>> BEGIN Material to process
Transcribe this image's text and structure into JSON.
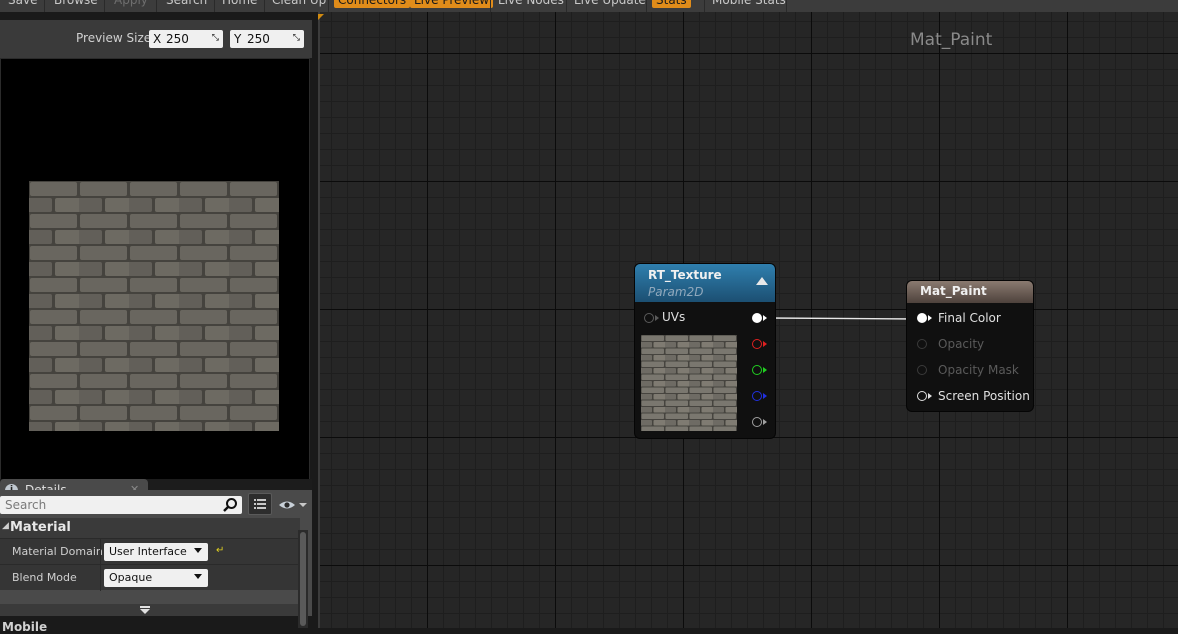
{
  "toolbar": {
    "buttons": [
      {
        "label": "Save",
        "state": "normal"
      },
      {
        "label": "Browse",
        "state": "normal"
      },
      {
        "label": "Apply",
        "state": "disabled"
      },
      {
        "label": "Search",
        "state": "normal"
      },
      {
        "label": "Home",
        "state": "normal"
      },
      {
        "label": "Clean Up",
        "state": "normal"
      },
      {
        "label": "Connectors",
        "state": "active"
      },
      {
        "label": "Live Preview",
        "state": "active"
      },
      {
        "label": "Live Nodes",
        "state": "normal"
      },
      {
        "label": "Live Update",
        "state": "normal"
      },
      {
        "label": "Stats",
        "state": "active"
      },
      {
        "label": "Mobile Stats",
        "state": "normal"
      }
    ]
  },
  "preview": {
    "size_label": "Preview Size",
    "x_axis": "X",
    "x_value": "250",
    "y_axis": "Y",
    "y_value": "250"
  },
  "details": {
    "tab_label": "Details",
    "search_placeholder": "Search",
    "category": "Material",
    "properties": [
      {
        "label": "Material Domain",
        "value": "User Interface"
      },
      {
        "label": "Blend Mode",
        "value": "Opaque"
      }
    ],
    "next_category": "Mobile"
  },
  "graph": {
    "title": "Mat_Paint",
    "texture_node": {
      "title": "RT_Texture",
      "subtitle": "Param2D",
      "input_label": "UVs",
      "output_colors": [
        "#ffffff",
        "#e02020",
        "#20d020",
        "#2030e0",
        "#a0a0a0"
      ]
    },
    "material_node": {
      "title": "Mat_Paint",
      "pins": [
        {
          "label": "Final Color",
          "enabled": true
        },
        {
          "label": "Opacity",
          "enabled": false
        },
        {
          "label": "Opacity Mask",
          "enabled": false
        },
        {
          "label": "Screen Position",
          "enabled": true
        }
      ]
    }
  },
  "colors": {
    "accent_orange": "#e08c1a",
    "texture_header": "#2a6f9a",
    "material_header": "#6a5a50"
  }
}
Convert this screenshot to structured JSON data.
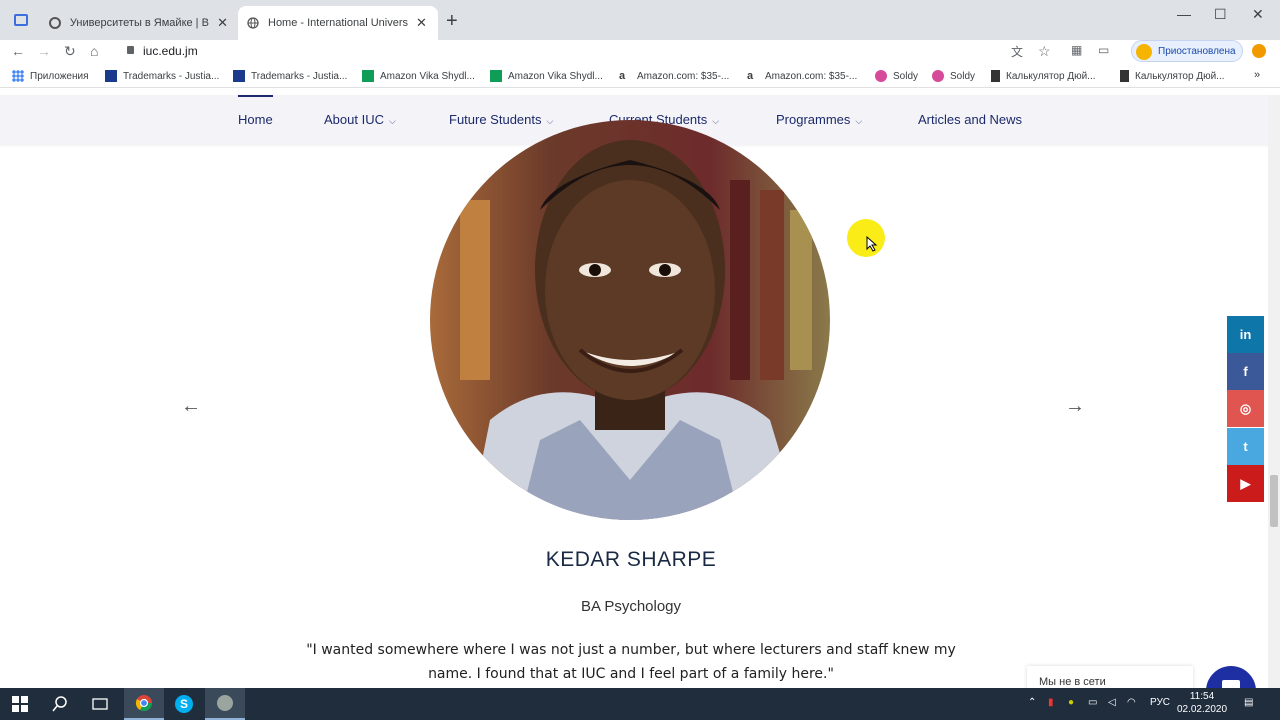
{
  "browser": {
    "tabs": [
      {
        "title": "Университеты в Ямайке | Всё о",
        "active": false
      },
      {
        "title": "Home - International University",
        "active": true
      }
    ],
    "url": "iuc.edu.jm",
    "profile_status": "Приостановлена"
  },
  "bookmarks": [
    {
      "label": "Приложения",
      "icon": "apps-grid-icon"
    },
    {
      "label": "Trademarks - Justia...",
      "icon": "justia-icon"
    },
    {
      "label": "Trademarks - Justia...",
      "icon": "justia-icon"
    },
    {
      "label": "Amazon Vika Shydl...",
      "icon": "sheets-icon"
    },
    {
      "label": "Amazon Vika Shydl...",
      "icon": "sheets-icon"
    },
    {
      "label": "Amazon.com: $35-...",
      "icon": "amazon-icon"
    },
    {
      "label": "Amazon.com: $35-...",
      "icon": "amazon-icon"
    },
    {
      "label": "Soldy",
      "icon": "soldy-icon"
    },
    {
      "label": "Soldy",
      "icon": "soldy-icon"
    },
    {
      "label": "Калькулятор Дюй...",
      "icon": "calculator-icon"
    },
    {
      "label": "Калькулятор Дюй...",
      "icon": "calculator-icon"
    }
  ],
  "site_nav": {
    "items": [
      {
        "label": "Home",
        "dropdown": false
      },
      {
        "label": "About IUC",
        "dropdown": true
      },
      {
        "label": "Future Students",
        "dropdown": true
      },
      {
        "label": "Current Students",
        "dropdown": true
      },
      {
        "label": "Programmes",
        "dropdown": true
      },
      {
        "label": "Articles and News",
        "dropdown": false
      }
    ]
  },
  "testimonial": {
    "name": "KEDAR SHARPE",
    "programme": "BA Psychology",
    "quote": "\"I wanted somewhere where I was not just a number, but where lecturers and staff knew my name. I found that at IUC and I feel part of a family here.\""
  },
  "social": [
    {
      "name": "linkedin",
      "glyph": "in",
      "color": "#0e76a8"
    },
    {
      "name": "facebook",
      "glyph": "f",
      "color": "#3b5998"
    },
    {
      "name": "instagram",
      "glyph": "◎",
      "color": "#e05550"
    },
    {
      "name": "twitter",
      "glyph": "t",
      "color": "#4aa8e0"
    },
    {
      "name": "youtube",
      "glyph": "▶",
      "color": "#cc1b1b"
    }
  ],
  "chat": {
    "status": "Мы не в сети"
  },
  "taskbar": {
    "language": "РУС",
    "time": "11:54",
    "date": "02.02.2020"
  }
}
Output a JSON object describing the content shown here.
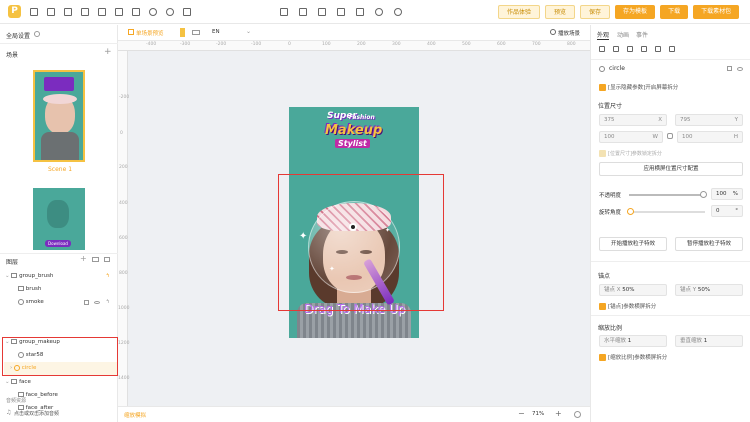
>> END Material to process
Given exercise
Read through the entries and copy each line in which "here" appears.

Task solution
    "quote": "\"I wanted somewhere where I was not just a number, but where lecturers and staff knew my name. I found that at IUC and I feel part of a family here.\""
Output a JSON object describing the content shown here.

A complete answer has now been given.